--- start of SUPPLIED ENTRIES ---

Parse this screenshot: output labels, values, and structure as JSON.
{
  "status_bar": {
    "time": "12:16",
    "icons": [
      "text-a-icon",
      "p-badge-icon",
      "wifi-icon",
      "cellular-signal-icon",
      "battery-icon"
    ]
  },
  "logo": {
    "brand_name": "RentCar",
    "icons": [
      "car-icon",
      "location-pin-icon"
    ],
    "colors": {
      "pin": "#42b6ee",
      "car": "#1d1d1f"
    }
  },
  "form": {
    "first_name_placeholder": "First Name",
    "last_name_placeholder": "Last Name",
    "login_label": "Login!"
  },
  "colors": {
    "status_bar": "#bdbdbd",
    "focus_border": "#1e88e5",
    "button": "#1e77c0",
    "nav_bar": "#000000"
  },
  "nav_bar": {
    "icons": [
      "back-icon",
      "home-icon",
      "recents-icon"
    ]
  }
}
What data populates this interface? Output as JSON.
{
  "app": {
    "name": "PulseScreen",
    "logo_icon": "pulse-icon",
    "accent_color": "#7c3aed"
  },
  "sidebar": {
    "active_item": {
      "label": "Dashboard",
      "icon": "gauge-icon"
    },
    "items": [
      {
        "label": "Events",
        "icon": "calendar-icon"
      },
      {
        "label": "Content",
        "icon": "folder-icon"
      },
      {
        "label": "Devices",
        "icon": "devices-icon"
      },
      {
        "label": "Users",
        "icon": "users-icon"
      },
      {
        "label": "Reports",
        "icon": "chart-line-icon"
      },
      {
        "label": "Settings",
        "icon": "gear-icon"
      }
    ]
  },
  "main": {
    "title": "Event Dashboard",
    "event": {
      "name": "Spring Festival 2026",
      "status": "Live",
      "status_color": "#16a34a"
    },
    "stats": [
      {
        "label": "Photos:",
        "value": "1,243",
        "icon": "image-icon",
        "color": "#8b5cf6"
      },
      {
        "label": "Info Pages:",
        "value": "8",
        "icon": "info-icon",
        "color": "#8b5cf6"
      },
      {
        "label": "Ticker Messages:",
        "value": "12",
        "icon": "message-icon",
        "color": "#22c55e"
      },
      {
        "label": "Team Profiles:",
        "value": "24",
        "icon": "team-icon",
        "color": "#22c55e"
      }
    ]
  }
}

--- end of SUPPLIED ENTRIES ---

— INSTRUCTION —
Write out every entry again, keeping each line exactly the same.

— TASK OUTPUT —
Parse this screenshot: output labels, values, and structure as JSON.
{
  "status_bar": {
    "time": "12:16",
    "icons": [
      "text-a-icon",
      "p-badge-icon",
      "wifi-icon",
      "cellular-signal-icon",
      "battery-icon"
    ]
  },
  "logo": {
    "brand_name": "RentCar",
    "icons": [
      "car-icon",
      "location-pin-icon"
    ],
    "colors": {
      "pin": "#42b6ee",
      "car": "#1d1d1f"
    }
  },
  "form": {
    "first_name_placeholder": "First Name",
    "last_name_placeholder": "Last Name",
    "login_label": "Login!"
  },
  "colors": {
    "status_bar": "#bdbdbd",
    "focus_border": "#1e88e5",
    "button": "#1e77c0",
    "nav_bar": "#000000"
  },
  "nav_bar": {
    "icons": [
      "back-icon",
      "home-icon",
      "recents-icon"
    ]
  }
}
What data populates this interface? Output as JSON.
{
  "app": {
    "name": "PulseScreen",
    "logo_icon": "pulse-icon",
    "accent_color": "#7c3aed"
  },
  "sidebar": {
    "active_item": {
      "label": "Dashboard",
      "icon": "gauge-icon"
    },
    "items": [
      {
        "label": "Events",
        "icon": "calendar-icon"
      },
      {
        "label": "Content",
        "icon": "folder-icon"
      },
      {
        "label": "Devices",
        "icon": "devices-icon"
      },
      {
        "label": "Users",
        "icon": "users-icon"
      },
      {
        "label": "Reports",
        "icon": "chart-line-icon"
      },
      {
        "label": "Settings",
        "icon": "gear-icon"
      }
    ]
  },
  "main": {
    "title": "Event Dashboard",
    "event": {
      "name": "Spring Festival 2026",
      "status": "Live",
      "status_color": "#16a34a"
    },
    "stats": [
      {
        "label": "Photos:",
        "value": "1,243",
        "icon": "image-icon",
        "color": "#8b5cf6"
      },
      {
        "label": "Info Pages:",
        "value": "8",
        "icon": "info-icon",
        "color": "#8b5cf6"
      },
      {
        "label": "Ticker Messages:",
        "value": "12",
        "icon": "message-icon",
        "color": "#22c55e"
      },
      {
        "label": "Team Profiles:",
        "value": "24",
        "icon": "team-icon",
        "color": "#22c55e"
      }
    ]
  }
}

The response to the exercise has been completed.